● **GIVEN PROBLEM**:
Leave out the pictures and transcribe the rest of the records exactly.
--- Begin LISTED ENTRIES ---
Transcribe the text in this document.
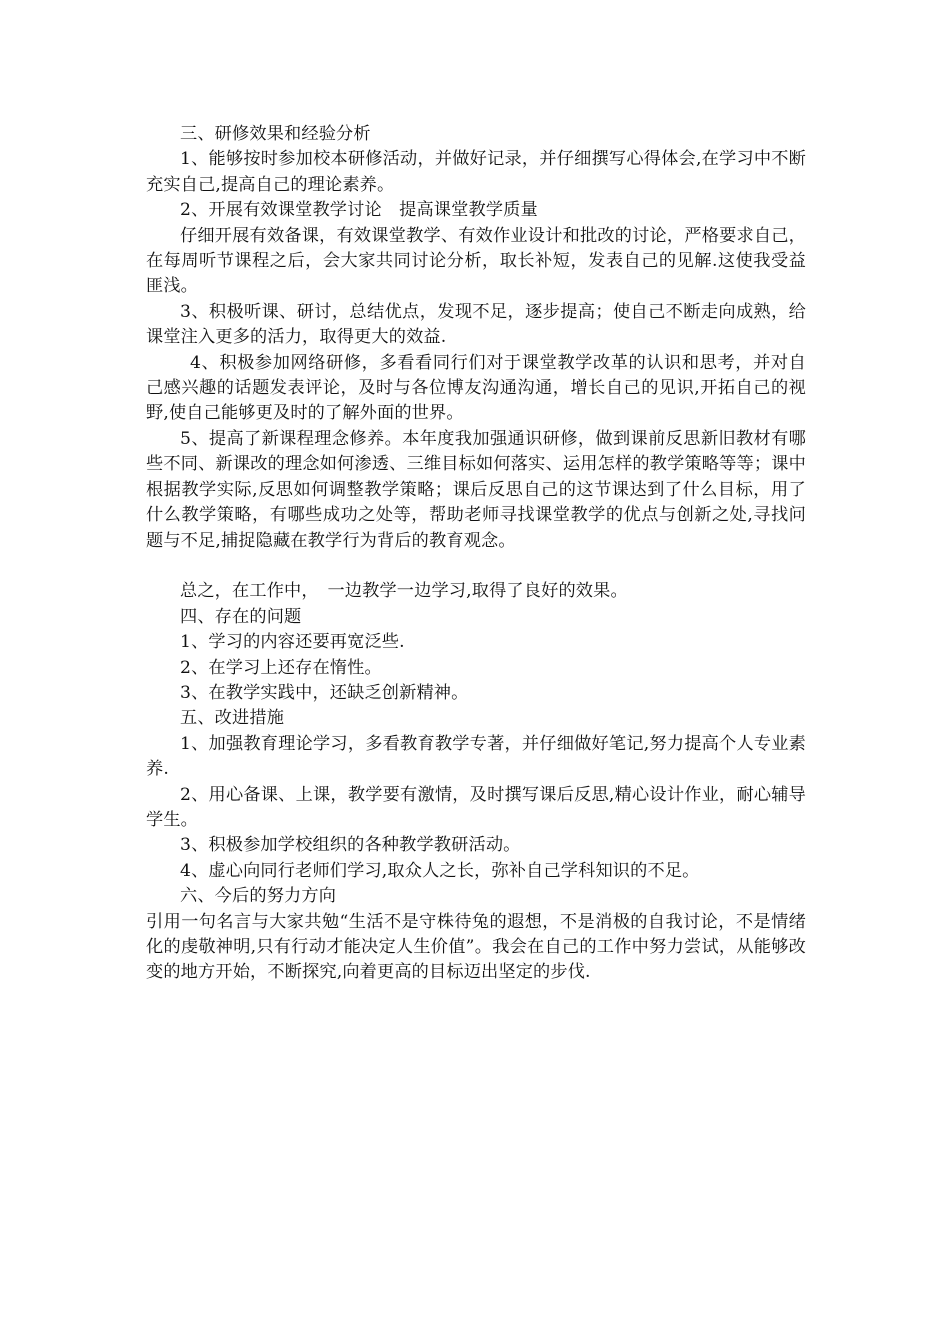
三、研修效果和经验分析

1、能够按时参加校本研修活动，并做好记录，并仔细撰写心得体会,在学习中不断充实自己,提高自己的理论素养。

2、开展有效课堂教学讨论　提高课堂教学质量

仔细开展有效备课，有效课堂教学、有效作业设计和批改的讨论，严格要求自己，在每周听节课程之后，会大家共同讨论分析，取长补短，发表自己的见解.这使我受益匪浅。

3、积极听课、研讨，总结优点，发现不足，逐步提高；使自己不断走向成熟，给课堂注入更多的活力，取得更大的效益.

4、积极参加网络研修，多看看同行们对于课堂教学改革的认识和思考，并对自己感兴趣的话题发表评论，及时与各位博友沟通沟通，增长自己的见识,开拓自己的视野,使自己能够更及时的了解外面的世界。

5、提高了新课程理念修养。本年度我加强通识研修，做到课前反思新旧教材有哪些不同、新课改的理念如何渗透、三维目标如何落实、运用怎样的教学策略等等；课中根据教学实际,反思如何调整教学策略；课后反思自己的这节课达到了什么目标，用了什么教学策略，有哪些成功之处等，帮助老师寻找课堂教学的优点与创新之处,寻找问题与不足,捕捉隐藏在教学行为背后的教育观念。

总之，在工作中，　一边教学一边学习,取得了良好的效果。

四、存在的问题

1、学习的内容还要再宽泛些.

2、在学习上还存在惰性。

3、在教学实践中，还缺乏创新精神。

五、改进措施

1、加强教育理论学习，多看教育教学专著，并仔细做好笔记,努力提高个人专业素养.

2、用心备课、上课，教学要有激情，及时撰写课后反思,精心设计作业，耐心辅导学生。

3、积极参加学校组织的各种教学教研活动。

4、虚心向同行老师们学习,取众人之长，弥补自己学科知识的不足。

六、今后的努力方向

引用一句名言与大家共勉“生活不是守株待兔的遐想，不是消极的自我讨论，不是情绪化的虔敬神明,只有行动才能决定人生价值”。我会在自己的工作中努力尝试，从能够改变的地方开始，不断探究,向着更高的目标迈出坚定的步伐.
--- End LISTED ENTRIES ---
● **THE COMPLETED TASK**:
Transcribe the text in this document.
三、研修效果和经验分析

1、能够按时参加校本研修活动，并做好记录，并仔细撰写心得体会,在学习中不断充实自己,提高自己的理论素养。

2、开展有效课堂教学讨论　提高课堂教学质量

仔细开展有效备课，有效课堂教学、有效作业设计和批改的讨论，严格要求自己，在每周听节课程之后，会大家共同讨论分析，取长补短，发表自己的见解.这使我受益匪浅。

3、积极听课、研讨，总结优点，发现不足，逐步提高；使自己不断走向成熟，给课堂注入更多的活力，取得更大的效益.

4、积极参加网络研修，多看看同行们对于课堂教学改革的认识和思考，并对自己感兴趣的话题发表评论，及时与各位博友沟通沟通，增长自己的见识,开拓自己的视野,使自己能够更及时的了解外面的世界。

5、提高了新课程理念修养。本年度我加强通识研修，做到课前反思新旧教材有哪些不同、新课改的理念如何渗透、三维目标如何落实、运用怎样的教学策略等等；课中根据教学实际,反思如何调整教学策略；课后反思自己的这节课达到了什么目标，用了什么教学策略，有哪些成功之处等，帮助老师寻找课堂教学的优点与创新之处,寻找问题与不足,捕捉隐藏在教学行为背后的教育观念。

总之，在工作中，　一边教学一边学习,取得了良好的效果。

四、存在的问题

1、学习的内容还要再宽泛些.

2、在学习上还存在惰性。

3、在教学实践中，还缺乏创新精神。

五、改进措施

1、加强教育理论学习，多看教育教学专著，并仔细做好笔记,努力提高个人专业素养.

2、用心备课、上课，教学要有激情，及时撰写课后反思,精心设计作业，耐心辅导学生。

3、积极参加学校组织的各种教学教研活动。

4、虚心向同行老师们学习,取众人之长，弥补自己学科知识的不足。

六、今后的努力方向

引用一句名言与大家共勉“生活不是守株待兔的遐想，不是消极的自我讨论，不是情绪化的虔敬神明,只有行动才能决定人生价值”。我会在自己的工作中努力尝试，从能够改变的地方开始，不断探究,向着更高的目标迈出坚定的步伐.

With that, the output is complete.